-------- RECORD EXCERPTS
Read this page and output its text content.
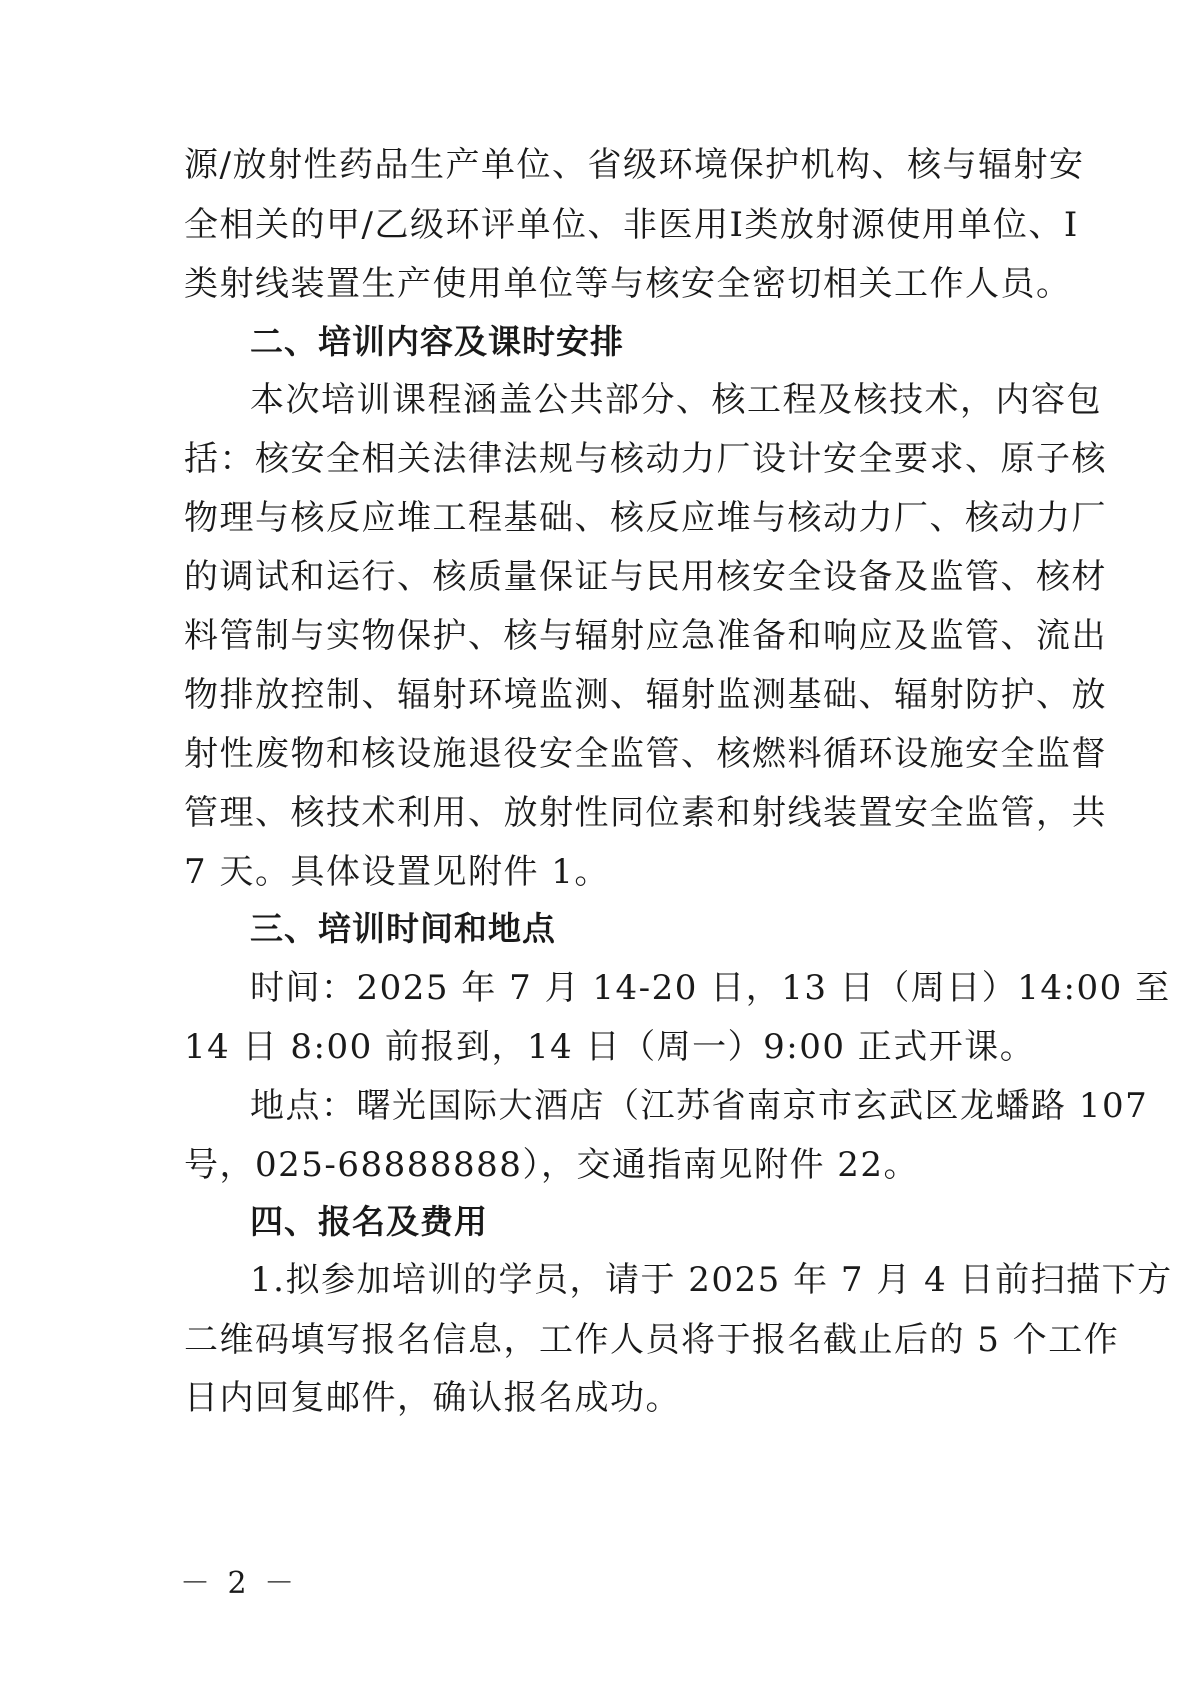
源/放射性药品生产单位、省级环境保护机构、核与辐射安
全相关的甲/乙级环评单位、非医用Ⅰ类放射源使用单位、Ⅰ
类射线装置生产使用单位等与核安全密切相关工作人员。
二、培训内容及课时安排
本次培训课程涵盖公共部分、核工程及核技术，内容包
括：核安全相关法律法规与核动力厂设计安全要求、原子核
物理与核反应堆工程基础、核反应堆与核动力厂、核动力厂
的调试和运行、核质量保证与民用核安全设备及监管、核材
料管制与实物保护、核与辐射应急准备和响应及监管、流出
物排放控制、辐射环境监测、辐射监测基础、辐射防护、放
射性废物和核设施退役安全监管、核燃料循环设施安全监督
管理、核技术利用、放射性同位素和射线装置安全监管，共
7 天。具体设置见附件 1。
三、培训时间和地点
时间：2025 年 7 月 14-20 日，13 日（周日）14:00 至
14 日 8:00 前报到，14 日（周一）9:00 正式开课。
地点：曙光国际大酒店（江苏省南京市玄武区龙蟠路 107
号，025-68888888），交通指南见附件 22。
四、报名及费用
1.拟参加培训的学员，请于 2025 年 7 月 4 日前扫描下方
二维码填写报名信息，工作人员将于报名截止后的 5 个工作
日内回复邮件，确认报名成功。
－ 2 －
----------------
- _WHAT THE TASK ASKS_
All of the records need repeating exactly, except for the pictures.

- _RESULT OF THIS EXERCISE_
Read this page and output its text content.
源/放射性药品生产单位、省级环境保护机构、核与辐射安
全相关的甲/乙级环评单位、非医用Ⅰ类放射源使用单位、Ⅰ
类射线装置生产使用单位等与核安全密切相关工作人员。
二、培训内容及课时安排
本次培训课程涵盖公共部分、核工程及核技术，内容包
括：核安全相关法律法规与核动力厂设计安全要求、原子核
物理与核反应堆工程基础、核反应堆与核动力厂、核动力厂
的调试和运行、核质量保证与民用核安全设备及监管、核材
料管制与实物保护、核与辐射应急准备和响应及监管、流出
物排放控制、辐射环境监测、辐射监测基础、辐射防护、放
射性废物和核设施退役安全监管、核燃料循环设施安全监督
管理、核技术利用、放射性同位素和射线装置安全监管，共
7 天。具体设置见附件 1。
三、培训时间和地点
时间：2025 年 7 月 14-20 日，13 日（周日）14:00 至
14 日 8:00 前报到，14 日（周一）9:00 正式开课。
地点：曙光国际大酒店（江苏省南京市玄武区龙蟠路 107
号，025-68888888），交通指南见附件 22。
四、报名及费用
1.拟参加培训的学员，请于 2025 年 7 月 4 日前扫描下方
二维码填写报名信息，工作人员将于报名截止后的 5 个工作
日内回复邮件，确认报名成功。
－ 2 －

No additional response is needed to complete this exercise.